**YOUR OBJECTIVE**
Make an exact copy of all the entries below, with the pictures left out.

Records about charts and figures:
********************

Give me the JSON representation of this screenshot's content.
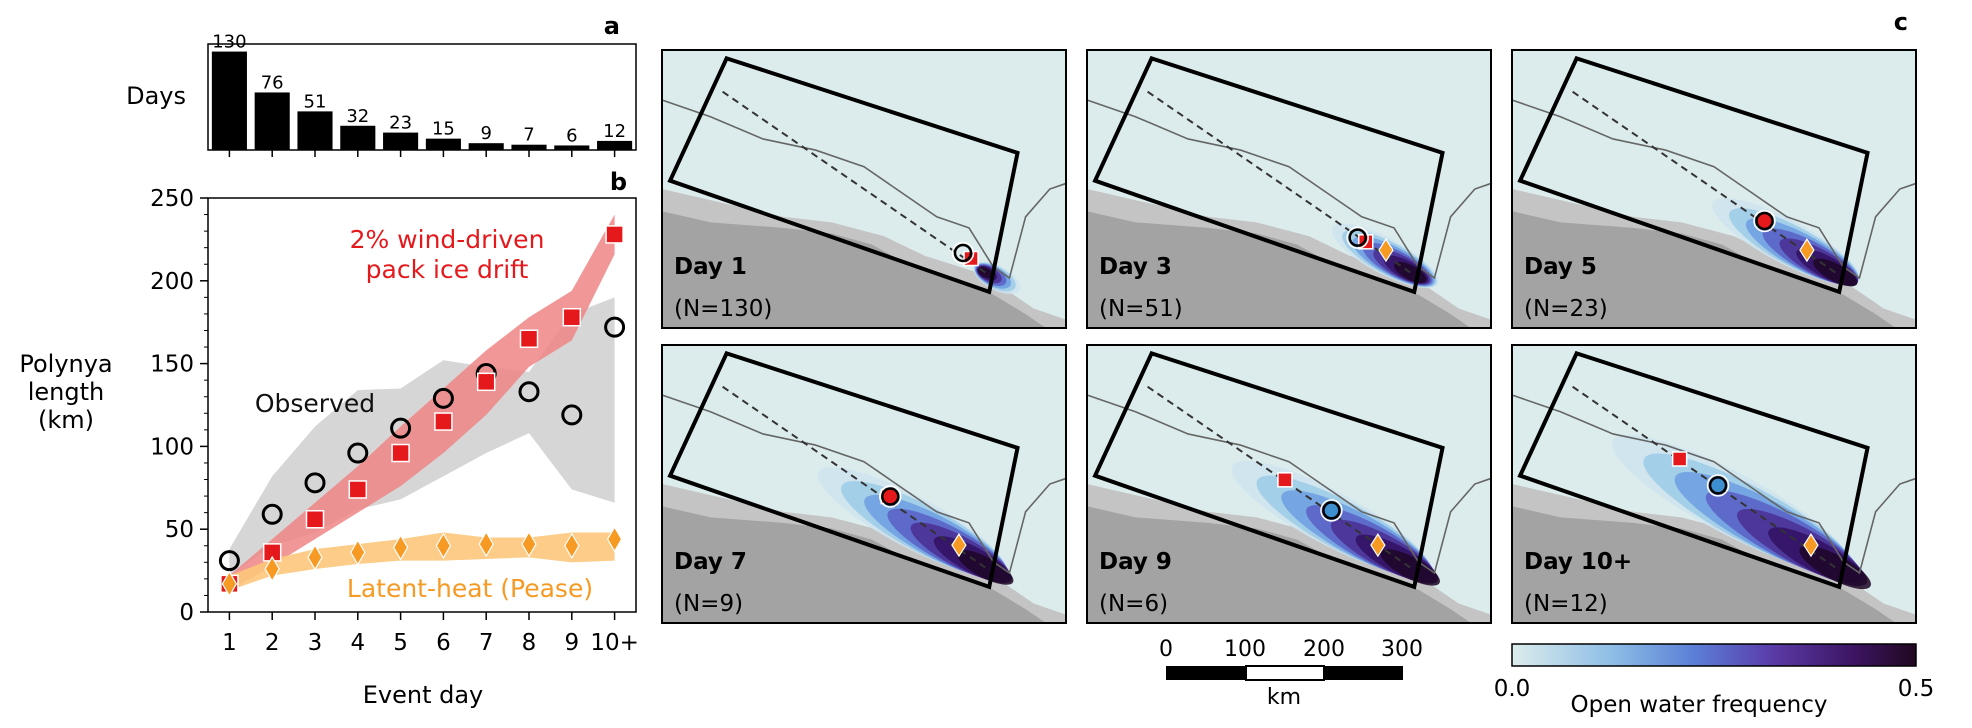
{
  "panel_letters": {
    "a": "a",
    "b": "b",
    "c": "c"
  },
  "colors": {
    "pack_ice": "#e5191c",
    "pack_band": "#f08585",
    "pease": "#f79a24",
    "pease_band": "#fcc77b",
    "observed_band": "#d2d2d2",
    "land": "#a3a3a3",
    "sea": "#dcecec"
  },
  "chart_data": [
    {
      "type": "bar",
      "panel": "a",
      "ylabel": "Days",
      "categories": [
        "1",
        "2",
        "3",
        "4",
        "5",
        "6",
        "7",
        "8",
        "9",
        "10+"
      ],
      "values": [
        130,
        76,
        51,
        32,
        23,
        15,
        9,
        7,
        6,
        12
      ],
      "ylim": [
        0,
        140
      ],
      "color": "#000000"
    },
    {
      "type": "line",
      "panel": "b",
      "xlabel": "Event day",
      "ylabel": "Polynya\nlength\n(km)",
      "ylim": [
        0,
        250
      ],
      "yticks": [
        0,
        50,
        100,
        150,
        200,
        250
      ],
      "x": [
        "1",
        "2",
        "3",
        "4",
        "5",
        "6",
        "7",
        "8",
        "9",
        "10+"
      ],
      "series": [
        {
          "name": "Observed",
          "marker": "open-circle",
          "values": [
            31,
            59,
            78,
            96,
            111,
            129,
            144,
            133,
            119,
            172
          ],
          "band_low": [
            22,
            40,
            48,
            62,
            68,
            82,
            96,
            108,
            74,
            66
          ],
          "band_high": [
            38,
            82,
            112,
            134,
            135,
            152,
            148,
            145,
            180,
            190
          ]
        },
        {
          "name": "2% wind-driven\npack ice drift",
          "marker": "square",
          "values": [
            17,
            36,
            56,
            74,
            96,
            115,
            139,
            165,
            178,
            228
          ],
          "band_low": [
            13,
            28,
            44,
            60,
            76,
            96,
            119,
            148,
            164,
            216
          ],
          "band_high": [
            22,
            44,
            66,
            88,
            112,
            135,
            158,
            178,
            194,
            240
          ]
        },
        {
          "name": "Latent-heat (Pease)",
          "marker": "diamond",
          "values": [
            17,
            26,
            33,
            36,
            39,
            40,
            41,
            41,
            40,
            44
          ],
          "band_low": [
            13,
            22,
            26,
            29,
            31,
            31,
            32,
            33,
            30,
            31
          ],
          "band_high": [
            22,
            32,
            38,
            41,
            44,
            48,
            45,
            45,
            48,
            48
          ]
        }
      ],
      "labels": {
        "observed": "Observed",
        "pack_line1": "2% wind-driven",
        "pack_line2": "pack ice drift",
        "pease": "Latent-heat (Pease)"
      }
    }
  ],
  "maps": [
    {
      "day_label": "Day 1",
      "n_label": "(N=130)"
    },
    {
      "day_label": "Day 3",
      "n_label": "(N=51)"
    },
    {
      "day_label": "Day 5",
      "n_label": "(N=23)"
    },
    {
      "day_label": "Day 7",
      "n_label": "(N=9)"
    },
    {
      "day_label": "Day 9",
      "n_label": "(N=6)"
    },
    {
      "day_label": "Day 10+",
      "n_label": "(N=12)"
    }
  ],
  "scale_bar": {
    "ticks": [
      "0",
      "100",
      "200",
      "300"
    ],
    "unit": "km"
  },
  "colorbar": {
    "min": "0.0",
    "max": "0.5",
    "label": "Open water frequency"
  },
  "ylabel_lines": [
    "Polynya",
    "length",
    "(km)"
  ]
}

********************

**RESULT OF THIS TASK**
Give me the JSON representation of this screenshot's content.
{
  "panel_letters": {
    "a": "a",
    "b": "b",
    "c": "c"
  },
  "colors": {
    "pack_ice": "#e5191c",
    "pack_band": "#f08585",
    "pease": "#f79a24",
    "pease_band": "#fcc77b",
    "observed_band": "#d2d2d2",
    "land": "#a3a3a3",
    "sea": "#dcecec"
  },
  "chart_data": [
    {
      "type": "bar",
      "panel": "a",
      "ylabel": "Days",
      "categories": [
        "1",
        "2",
        "3",
        "4",
        "5",
        "6",
        "7",
        "8",
        "9",
        "10+"
      ],
      "values": [
        130,
        76,
        51,
        32,
        23,
        15,
        9,
        7,
        6,
        12
      ],
      "ylim": [
        0,
        140
      ],
      "color": "#000000"
    },
    {
      "type": "line",
      "panel": "b",
      "xlabel": "Event day",
      "ylabel": "Polynya\nlength\n(km)",
      "ylim": [
        0,
        250
      ],
      "yticks": [
        0,
        50,
        100,
        150,
        200,
        250
      ],
      "x": [
        "1",
        "2",
        "3",
        "4",
        "5",
        "6",
        "7",
        "8",
        "9",
        "10+"
      ],
      "series": [
        {
          "name": "Observed",
          "marker": "open-circle",
          "values": [
            31,
            59,
            78,
            96,
            111,
            129,
            144,
            133,
            119,
            172
          ],
          "band_low": [
            22,
            40,
            48,
            62,
            68,
            82,
            96,
            108,
            74,
            66
          ],
          "band_high": [
            38,
            82,
            112,
            134,
            135,
            152,
            148,
            145,
            180,
            190
          ]
        },
        {
          "name": "2% wind-driven\npack ice drift",
          "marker": "square",
          "values": [
            17,
            36,
            56,
            74,
            96,
            115,
            139,
            165,
            178,
            228
          ],
          "band_low": [
            13,
            28,
            44,
            60,
            76,
            96,
            119,
            148,
            164,
            216
          ],
          "band_high": [
            22,
            44,
            66,
            88,
            112,
            135,
            158,
            178,
            194,
            240
          ]
        },
        {
          "name": "Latent-heat (Pease)",
          "marker": "diamond",
          "values": [
            17,
            26,
            33,
            36,
            39,
            40,
            41,
            41,
            40,
            44
          ],
          "band_low": [
            13,
            22,
            26,
            29,
            31,
            31,
            32,
            33,
            30,
            31
          ],
          "band_high": [
            22,
            32,
            38,
            41,
            44,
            48,
            45,
            45,
            48,
            48
          ]
        }
      ],
      "labels": {
        "observed": "Observed",
        "pack_line1": "2% wind-driven",
        "pack_line2": "pack ice drift",
        "pease": "Latent-heat (Pease)"
      }
    }
  ],
  "maps": [
    {
      "day_label": "Day 1",
      "n_label": "(N=130)"
    },
    {
      "day_label": "Day 3",
      "n_label": "(N=51)"
    },
    {
      "day_label": "Day 5",
      "n_label": "(N=23)"
    },
    {
      "day_label": "Day 7",
      "n_label": "(N=9)"
    },
    {
      "day_label": "Day 9",
      "n_label": "(N=6)"
    },
    {
      "day_label": "Day 10+",
      "n_label": "(N=12)"
    }
  ],
  "scale_bar": {
    "ticks": [
      "0",
      "100",
      "200",
      "300"
    ],
    "unit": "km"
  },
  "colorbar": {
    "min": "0.0",
    "max": "0.5",
    "label": "Open water frequency"
  },
  "ylabel_lines": [
    "Polynya",
    "length",
    "(km)"
  ]
}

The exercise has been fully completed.